> Data shown
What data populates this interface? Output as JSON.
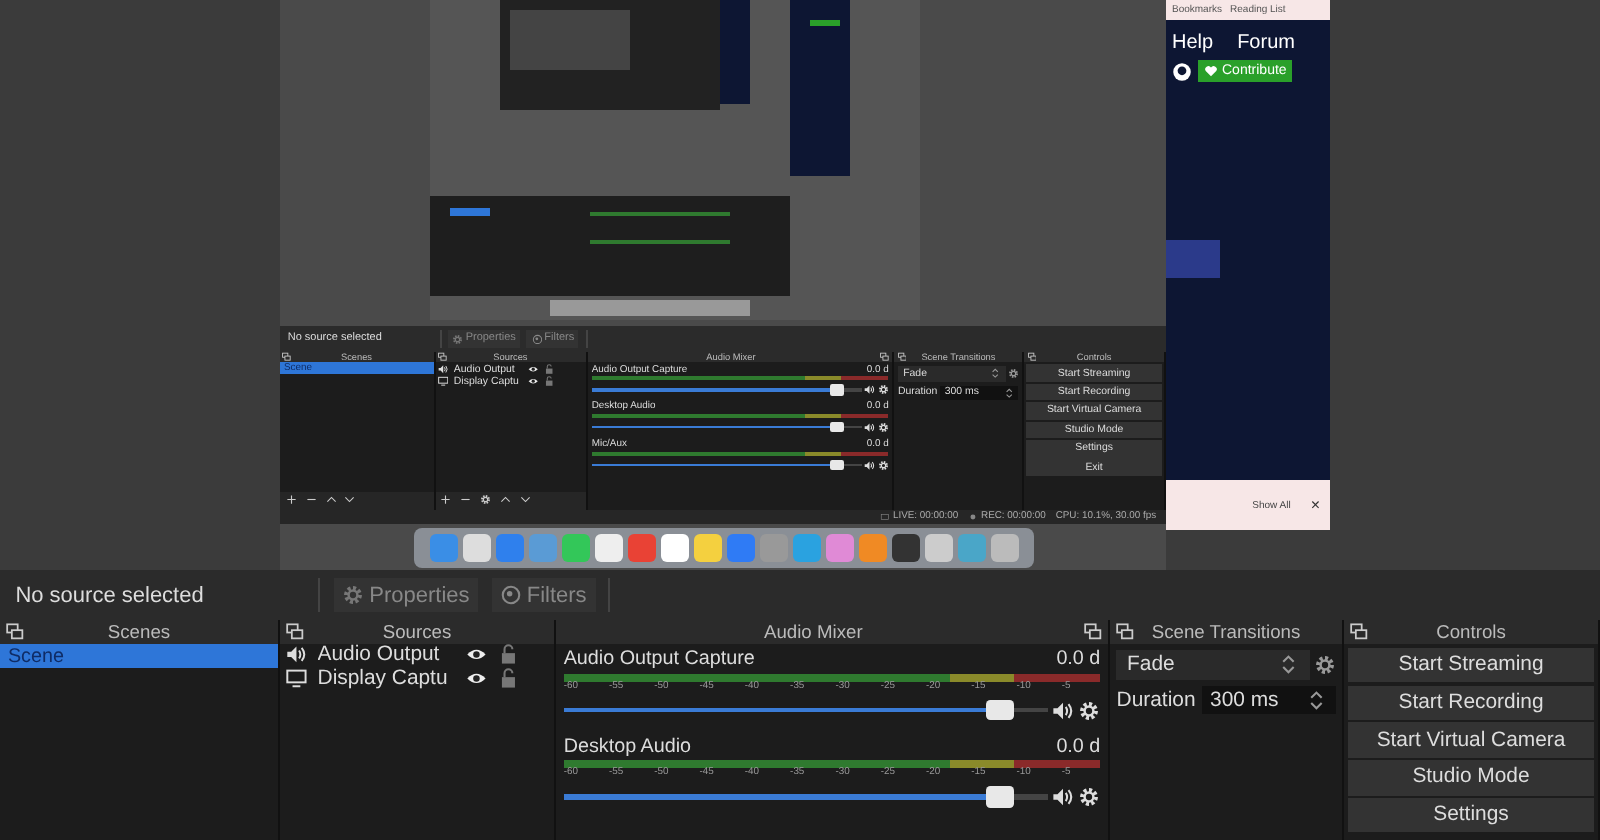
{
  "preview": {
    "browser": {
      "bookmarks": "Bookmarks",
      "reading_list": "Reading List",
      "nav": [
        "Help",
        "Forum"
      ],
      "contribute": "Contribute",
      "show_all": "Show All",
      "close": "×"
    },
    "nested_obs": {
      "source_status": "No source selected",
      "properties": "Properties",
      "filters": "Filters",
      "panels": {
        "scenes": "Scenes",
        "sources": "Sources",
        "mixer": "Audio Mixer",
        "transitions": "Scene Transitions",
        "controls": "Controls"
      },
      "scenes": [
        {
          "name": "Scene",
          "selected": true
        }
      ],
      "sources": [
        {
          "kind": "audio",
          "name": "Audio Output",
          "visible": true,
          "locked": false
        },
        {
          "kind": "display",
          "name": "Display Captu",
          "visible": true,
          "locked": false
        }
      ],
      "mixer": [
        {
          "name": "Audio Output Capture",
          "reading": "0.0 d",
          "level": 0.93
        },
        {
          "name": "Desktop Audio",
          "reading": "0.0 d",
          "level": 0.93
        },
        {
          "name": "Mic/Aux",
          "reading": "0.0 d",
          "level": 0.93
        }
      ],
      "transition": {
        "value": "Fade",
        "duration_label": "Duration",
        "duration": "300 ms"
      },
      "controls": [
        "Start Streaming",
        "Start Recording",
        "Start Virtual Camera",
        "Studio Mode",
        "Settings",
        "Exit"
      ],
      "status_bar": {
        "live": "LIVE: 00:00:00",
        "rec": "REC: 00:00:00",
        "cpu": "CPU: 10.1%, 30.00 fps"
      }
    }
  },
  "obs": {
    "source_status": "No source selected",
    "properties": "Properties",
    "filters": "Filters",
    "panels": {
      "scenes": "Scenes",
      "sources": "Sources",
      "mixer": "Audio Mixer",
      "transitions": "Scene Transitions",
      "controls": "Controls"
    },
    "scenes": [
      {
        "name": "Scene",
        "selected": true
      }
    ],
    "sources": [
      {
        "kind": "audio",
        "name": "Audio Output",
        "visible": true,
        "locked": false
      },
      {
        "kind": "display",
        "name": "Display Captu",
        "visible": true,
        "locked": false
      }
    ],
    "mixer": [
      {
        "name": "Audio Output Capture",
        "reading": "0.0 d",
        "level": 0.93,
        "ticks": [
          "-60",
          "-55",
          "-50",
          "-45",
          "-40",
          "-35",
          "-30",
          "-25",
          "-20",
          "-15",
          "-10",
          "-5"
        ]
      },
      {
        "name": "Desktop Audio",
        "reading": "0.0 d",
        "level": 0.93,
        "ticks": [
          "-60",
          "-55",
          "-50",
          "-45",
          "-40",
          "-35",
          "-30",
          "-25",
          "-20",
          "-15",
          "-10",
          "-5"
        ]
      }
    ],
    "transition": {
      "value": "Fade",
      "duration_label": "Duration",
      "duration": "300 ms"
    },
    "controls": [
      "Start Streaming",
      "Start Recording",
      "Start Virtual Camera",
      "Studio Mode",
      "Settings"
    ]
  }
}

> Set task
Omit the pictures and restate the rest of the records verbatim.

> Solved exercise
What data populates this interface? Output as JSON.
{
  "preview": {
    "browser": {
      "bookmarks": "Bookmarks",
      "reading_list": "Reading List",
      "nav": [
        "Help",
        "Forum"
      ],
      "contribute": "Contribute",
      "show_all": "Show All",
      "close": "×"
    },
    "nested_obs": {
      "source_status": "No source selected",
      "properties": "Properties",
      "filters": "Filters",
      "panels": {
        "scenes": "Scenes",
        "sources": "Sources",
        "mixer": "Audio Mixer",
        "transitions": "Scene Transitions",
        "controls": "Controls"
      },
      "scenes": [
        {
          "name": "Scene",
          "selected": true
        }
      ],
      "sources": [
        {
          "kind": "audio",
          "name": "Audio Output",
          "visible": true,
          "locked": false
        },
        {
          "kind": "display",
          "name": "Display Captu",
          "visible": true,
          "locked": false
        }
      ],
      "mixer": [
        {
          "name": "Audio Output Capture",
          "reading": "0.0 d",
          "level": 0.93
        },
        {
          "name": "Desktop Audio",
          "reading": "0.0 d",
          "level": 0.93
        },
        {
          "name": "Mic/Aux",
          "reading": "0.0 d",
          "level": 0.93
        }
      ],
      "transition": {
        "value": "Fade",
        "duration_label": "Duration",
        "duration": "300 ms"
      },
      "controls": [
        "Start Streaming",
        "Start Recording",
        "Start Virtual Camera",
        "Studio Mode",
        "Settings",
        "Exit"
      ],
      "status_bar": {
        "live": "LIVE: 00:00:00",
        "rec": "REC: 00:00:00",
        "cpu": "CPU: 10.1%, 30.00 fps"
      }
    }
  },
  "obs": {
    "source_status": "No source selected",
    "properties": "Properties",
    "filters": "Filters",
    "panels": {
      "scenes": "Scenes",
      "sources": "Sources",
      "mixer": "Audio Mixer",
      "transitions": "Scene Transitions",
      "controls": "Controls"
    },
    "scenes": [
      {
        "name": "Scene",
        "selected": true
      }
    ],
    "sources": [
      {
        "kind": "audio",
        "name": "Audio Output",
        "visible": true,
        "locked": false
      },
      {
        "kind": "display",
        "name": "Display Captu",
        "visible": true,
        "locked": false
      }
    ],
    "mixer": [
      {
        "name": "Audio Output Capture",
        "reading": "0.0 d",
        "level": 0.93,
        "ticks": [
          "-60",
          "-55",
          "-50",
          "-45",
          "-40",
          "-35",
          "-30",
          "-25",
          "-20",
          "-15",
          "-10",
          "-5"
        ]
      },
      {
        "name": "Desktop Audio",
        "reading": "0.0 d",
        "level": 0.93,
        "ticks": [
          "-60",
          "-55",
          "-50",
          "-45",
          "-40",
          "-35",
          "-30",
          "-25",
          "-20",
          "-15",
          "-10",
          "-5"
        ]
      }
    ],
    "transition": {
      "value": "Fade",
      "duration_label": "Duration",
      "duration": "300 ms"
    },
    "controls": [
      "Start Streaming",
      "Start Recording",
      "Start Virtual Camera",
      "Studio Mode",
      "Settings"
    ]
  }
}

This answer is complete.